→ Task to carry out
Retype the material below. Keep every word exactly as it is.

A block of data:
--- --- ---
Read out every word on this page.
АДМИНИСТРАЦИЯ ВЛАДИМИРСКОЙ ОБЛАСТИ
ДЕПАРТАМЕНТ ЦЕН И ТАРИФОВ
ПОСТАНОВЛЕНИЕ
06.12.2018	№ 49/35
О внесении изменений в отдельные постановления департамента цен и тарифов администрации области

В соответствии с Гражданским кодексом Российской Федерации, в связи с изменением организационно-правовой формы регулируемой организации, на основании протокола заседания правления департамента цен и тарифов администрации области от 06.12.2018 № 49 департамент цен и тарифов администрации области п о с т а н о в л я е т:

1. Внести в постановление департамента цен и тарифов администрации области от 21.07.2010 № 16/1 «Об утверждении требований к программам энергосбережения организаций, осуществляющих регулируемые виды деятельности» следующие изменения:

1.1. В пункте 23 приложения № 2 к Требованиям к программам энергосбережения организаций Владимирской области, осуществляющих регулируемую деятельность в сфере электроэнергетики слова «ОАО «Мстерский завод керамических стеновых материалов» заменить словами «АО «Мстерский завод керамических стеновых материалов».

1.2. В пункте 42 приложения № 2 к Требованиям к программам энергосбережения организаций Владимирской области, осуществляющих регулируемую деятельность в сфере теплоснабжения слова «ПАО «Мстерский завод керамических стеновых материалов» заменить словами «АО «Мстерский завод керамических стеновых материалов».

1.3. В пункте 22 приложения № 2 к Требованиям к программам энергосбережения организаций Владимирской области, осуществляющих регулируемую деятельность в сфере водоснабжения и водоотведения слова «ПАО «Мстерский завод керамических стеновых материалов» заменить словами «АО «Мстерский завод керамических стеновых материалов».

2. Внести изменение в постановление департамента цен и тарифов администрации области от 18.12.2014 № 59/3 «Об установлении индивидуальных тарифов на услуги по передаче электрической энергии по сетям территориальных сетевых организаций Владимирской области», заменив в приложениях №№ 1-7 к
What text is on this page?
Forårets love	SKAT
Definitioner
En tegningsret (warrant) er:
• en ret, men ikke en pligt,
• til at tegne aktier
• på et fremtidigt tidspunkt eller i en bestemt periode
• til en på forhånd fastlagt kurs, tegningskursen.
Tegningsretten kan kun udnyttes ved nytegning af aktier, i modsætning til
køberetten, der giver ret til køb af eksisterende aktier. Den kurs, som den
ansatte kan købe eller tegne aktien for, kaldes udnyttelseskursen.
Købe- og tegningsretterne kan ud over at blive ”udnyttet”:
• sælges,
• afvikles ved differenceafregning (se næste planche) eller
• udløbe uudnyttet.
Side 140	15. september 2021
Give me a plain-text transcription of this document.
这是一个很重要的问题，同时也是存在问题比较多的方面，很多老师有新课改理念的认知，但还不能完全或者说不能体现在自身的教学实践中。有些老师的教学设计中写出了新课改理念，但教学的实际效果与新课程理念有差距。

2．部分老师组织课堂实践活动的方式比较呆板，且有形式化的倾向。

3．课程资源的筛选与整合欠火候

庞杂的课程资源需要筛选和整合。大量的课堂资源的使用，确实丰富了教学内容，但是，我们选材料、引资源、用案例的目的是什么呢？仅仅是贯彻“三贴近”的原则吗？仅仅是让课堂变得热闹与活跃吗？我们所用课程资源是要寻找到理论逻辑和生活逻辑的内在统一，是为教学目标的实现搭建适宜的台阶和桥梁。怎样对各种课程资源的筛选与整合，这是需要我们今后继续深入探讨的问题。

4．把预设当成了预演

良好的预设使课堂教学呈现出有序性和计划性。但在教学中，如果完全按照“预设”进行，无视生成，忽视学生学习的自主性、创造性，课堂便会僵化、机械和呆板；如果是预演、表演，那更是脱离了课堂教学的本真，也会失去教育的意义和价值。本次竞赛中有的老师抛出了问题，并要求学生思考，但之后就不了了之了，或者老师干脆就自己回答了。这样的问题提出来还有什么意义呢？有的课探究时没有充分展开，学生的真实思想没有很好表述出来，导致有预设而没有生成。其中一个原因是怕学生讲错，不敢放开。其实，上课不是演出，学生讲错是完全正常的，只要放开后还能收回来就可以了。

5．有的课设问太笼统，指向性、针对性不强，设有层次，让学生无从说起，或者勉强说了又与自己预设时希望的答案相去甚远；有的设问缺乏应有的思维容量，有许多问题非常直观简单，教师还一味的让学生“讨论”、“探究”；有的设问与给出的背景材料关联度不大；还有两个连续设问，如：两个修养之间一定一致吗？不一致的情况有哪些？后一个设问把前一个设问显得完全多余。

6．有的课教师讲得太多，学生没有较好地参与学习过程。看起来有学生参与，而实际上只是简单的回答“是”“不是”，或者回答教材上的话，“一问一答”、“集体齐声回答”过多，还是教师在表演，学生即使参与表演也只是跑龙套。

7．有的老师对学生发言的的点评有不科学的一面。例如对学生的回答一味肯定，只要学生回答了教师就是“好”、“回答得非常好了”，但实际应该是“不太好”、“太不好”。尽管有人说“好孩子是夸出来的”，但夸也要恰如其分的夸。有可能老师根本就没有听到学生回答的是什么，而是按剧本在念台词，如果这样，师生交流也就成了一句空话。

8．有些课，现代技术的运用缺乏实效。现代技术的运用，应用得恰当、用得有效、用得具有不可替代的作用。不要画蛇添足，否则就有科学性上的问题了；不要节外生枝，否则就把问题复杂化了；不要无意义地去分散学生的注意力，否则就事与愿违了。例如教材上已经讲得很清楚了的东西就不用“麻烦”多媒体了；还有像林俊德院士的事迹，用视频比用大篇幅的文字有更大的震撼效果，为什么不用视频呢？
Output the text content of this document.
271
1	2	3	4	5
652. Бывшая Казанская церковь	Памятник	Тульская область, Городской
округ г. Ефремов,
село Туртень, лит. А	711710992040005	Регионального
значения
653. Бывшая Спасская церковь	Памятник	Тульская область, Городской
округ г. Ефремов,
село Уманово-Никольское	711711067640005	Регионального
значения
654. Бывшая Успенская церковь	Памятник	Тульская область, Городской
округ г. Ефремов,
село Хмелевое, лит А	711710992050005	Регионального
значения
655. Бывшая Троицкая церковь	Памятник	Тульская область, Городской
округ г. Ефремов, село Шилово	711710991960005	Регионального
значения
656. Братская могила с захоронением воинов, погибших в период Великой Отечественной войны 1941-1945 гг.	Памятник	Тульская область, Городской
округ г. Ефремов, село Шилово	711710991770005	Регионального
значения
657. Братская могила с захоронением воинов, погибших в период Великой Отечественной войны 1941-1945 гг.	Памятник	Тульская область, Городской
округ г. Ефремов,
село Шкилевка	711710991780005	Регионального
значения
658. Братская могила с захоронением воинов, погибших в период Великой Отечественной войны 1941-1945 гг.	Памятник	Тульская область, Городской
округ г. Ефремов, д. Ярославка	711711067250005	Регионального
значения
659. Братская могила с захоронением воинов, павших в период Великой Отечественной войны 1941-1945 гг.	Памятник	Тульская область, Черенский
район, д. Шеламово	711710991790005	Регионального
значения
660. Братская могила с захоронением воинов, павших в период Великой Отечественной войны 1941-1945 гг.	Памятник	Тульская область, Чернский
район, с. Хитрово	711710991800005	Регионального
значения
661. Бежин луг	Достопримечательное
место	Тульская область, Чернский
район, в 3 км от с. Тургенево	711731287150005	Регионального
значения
--- --- ---
→ Task solution
Read out every word on this page.
АДМИНИСТРАЦИЯ ВЛАДИМИРСКОЙ ОБЛАСТИ
ДЕПАРТАМЕНТ ЦЕН И ТАРИФОВ
ПОСТАНОВЛЕНИЕ
06.12.2018	№ 49/35
О внесении изменений в отдельные постановления департамента цен и тарифов администрации области

В соответствии с Гражданским кодексом Российской Федерации, в связи с изменением организационно-правовой формы регулируемой организации, на основании протокола заседания правления департамента цен и тарифов администрации области от 06.12.2018 № 49 департамент цен и тарифов администрации области п о с т а н о в л я е т:

1. Внести в постановление департамента цен и тарифов администрации области от 21.07.2010 № 16/1 «Об утверждении требований к программам энергосбережения организаций, осуществляющих регулируемые виды деятельности» следующие изменения:

1.1. В пункте 23 приложения № 2 к Требованиям к программам энергосбережения организаций Владимирской области, осуществляющих регулируемую деятельность в сфере электроэнергетики слова «ОАО «Мстерский завод керамических стеновых материалов» заменить словами «АО «Мстерский завод керамических стеновых материалов».

1.2. В пункте 42 приложения № 2 к Требованиям к программам энергосбережения организаций Владимирской области, осуществляющих регулируемую деятельность в сфере теплоснабжения слова «ПАО «Мстерский завод керамических стеновых материалов» заменить словами «АО «Мстерский завод керамических стеновых материалов».

1.3. В пункте 22 приложения № 2 к Требованиям к программам энергосбережения организаций Владимирской области, осуществляющих регулируемую деятельность в сфере водоснабжения и водоотведения слова «ПАО «Мстерский завод керамических стеновых материалов» заменить словами «АО «Мстерский завод керамических стеновых материалов».

2. Внести изменение в постановление департамента цен и тарифов администрации области от 18.12.2014 № 59/3 «Об установлении индивидуальных тарифов на услуги по передаче электрической энергии по сетям территориальных сетевых организаций Владимирской области», заменив в приложениях №№ 1-7 к
What text is on this page?
Forårets love	SKAT
Definitioner
En tegningsret (warrant) er:
• en ret, men ikke en pligt,
• til at tegne aktier
• på et fremtidigt tidspunkt eller i en bestemt periode
• til en på forhånd fastlagt kurs, tegningskursen.
Tegningsretten kan kun udnyttes ved nytegning af aktier, i modsætning til
køberetten, der giver ret til køb af eksisterende aktier. Den kurs, som den
ansatte kan købe eller tegne aktien for, kaldes udnyttelseskursen.
Købe- og tegningsretterne kan ud over at blive ”udnyttet”:
• sælges,
• afvikles ved differenceafregning (se næste planche) eller
• udløbe uudnyttet.
Side 140	15. september 2021
Give me a plain-text transcription of this document.
这是一个很重要的问题，同时也是存在问题比较多的方面，很多老师有新课改理念的认知，但还不能完全或者说不能体现在自身的教学实践中。有些老师的教学设计中写出了新课改理念，但教学的实际效果与新课程理念有差距。

2．部分老师组织课堂实践活动的方式比较呆板，且有形式化的倾向。

3．课程资源的筛选与整合欠火候

庞杂的课程资源需要筛选和整合。大量的课堂资源的使用，确实丰富了教学内容，但是，我们选材料、引资源、用案例的目的是什么呢？仅仅是贯彻“三贴近”的原则吗？仅仅是让课堂变得热闹与活跃吗？我们所用课程资源是要寻找到理论逻辑和生活逻辑的内在统一，是为教学目标的实现搭建适宜的台阶和桥梁。怎样对各种课程资源的筛选与整合，这是需要我们今后继续深入探讨的问题。

4．把预设当成了预演

良好的预设使课堂教学呈现出有序性和计划性。但在教学中，如果完全按照“预设”进行，无视生成，忽视学生学习的自主性、创造性，课堂便会僵化、机械和呆板；如果是预演、表演，那更是脱离了课堂教学的本真，也会失去教育的意义和价值。本次竞赛中有的老师抛出了问题，并要求学生思考，但之后就不了了之了，或者老师干脆就自己回答了。这样的问题提出来还有什么意义呢？有的课探究时没有充分展开，学生的真实思想没有很好表述出来，导致有预设而没有生成。其中一个原因是怕学生讲错，不敢放开。其实，上课不是演出，学生讲错是完全正常的，只要放开后还能收回来就可以了。

5．有的课设问太笼统，指向性、针对性不强，设有层次，让学生无从说起，或者勉强说了又与自己预设时希望的答案相去甚远；有的设问缺乏应有的思维容量，有许多问题非常直观简单，教师还一味的让学生“讨论”、“探究”；有的设问与给出的背景材料关联度不大；还有两个连续设问，如：两个修养之间一定一致吗？不一致的情况有哪些？后一个设问把前一个设问显得完全多余。

6．有的课教师讲得太多，学生没有较好地参与学习过程。看起来有学生参与，而实际上只是简单的回答“是”“不是”，或者回答教材上的话，“一问一答”、“集体齐声回答”过多，还是教师在表演，学生即使参与表演也只是跑龙套。

7．有的老师对学生发言的的点评有不科学的一面。例如对学生的回答一味肯定，只要学生回答了教师就是“好”、“回答得非常好了”，但实际应该是“不太好”、“太不好”。尽管有人说“好孩子是夸出来的”，但夸也要恰如其分的夸。有可能老师根本就没有听到学生回答的是什么，而是按剧本在念台词，如果这样，师生交流也就成了一句空话。

8．有些课，现代技术的运用缺乏实效。现代技术的运用，应用得恰当、用得有效、用得具有不可替代的作用。不要画蛇添足，否则就有科学性上的问题了；不要节外生枝，否则就把问题复杂化了；不要无意义地去分散学生的注意力，否则就事与愿违了。例如教材上已经讲得很清楚了的东西就不用“麻烦”多媒体了；还有像林俊德院士的事迹，用视频比用大篇幅的文字有更大的震撼效果，为什么不用视频呢？
Output the text content of this document.
271
1	2	3	4	5
652. Бывшая Казанская церковь	Памятник	Тульская область, Городской
округ г. Ефремов,
село Туртень, лит. А	711710992040005	Регионального
значения
653. Бывшая Спасская церковь	Памятник	Тульская область, Городской
округ г. Ефремов,
село Уманово-Никольское	711711067640005	Регионального
значения
654. Бывшая Успенская церковь	Памятник	Тульская область, Городской
округ г. Ефремов,
село Хмелевое, лит А	711710992050005	Регионального
значения
655. Бывшая Троицкая церковь	Памятник	Тульская область, Городской
округ г. Ефремов, село Шилово	711710991960005	Регионального
значения
656. Братская могила с захоронением воинов, погибших в период Великой Отечественной войны 1941-1945 гг.	Памятник	Тульская область, Городской
округ г. Ефремов, село Шилово	711710991770005	Регионального
значения
657. Братская могила с захоронением воинов, погибших в период Великой Отечественной войны 1941-1945 гг.	Памятник	Тульская область, Городской
округ г. Ефремов,
село Шкилевка	711710991780005	Регионального
значения
658. Братская могила с захоронением воинов, погибших в период Великой Отечественной войны 1941-1945 гг.	Памятник	Тульская область, Городской
округ г. Ефремов, д. Ярославка	711711067250005	Регионального
значения
659. Братская могила с захоронением воинов, павших в период Великой Отечественной войны 1941-1945 гг.	Памятник	Тульская область, Черенский
район, д. Шеламово	711710991790005	Регионального
значения
660. Братская могила с захоронением воинов, павших в период Великой Отечественной войны 1941-1945 гг.	Памятник	Тульская область, Чернский
район, с. Хитрово	711710991800005	Регионального
значения
661. Бежин луг	Достопримечательное
место	Тульская область, Чернский
район, в 3 км от с. Тургенево	711731287150005	Регионального
значения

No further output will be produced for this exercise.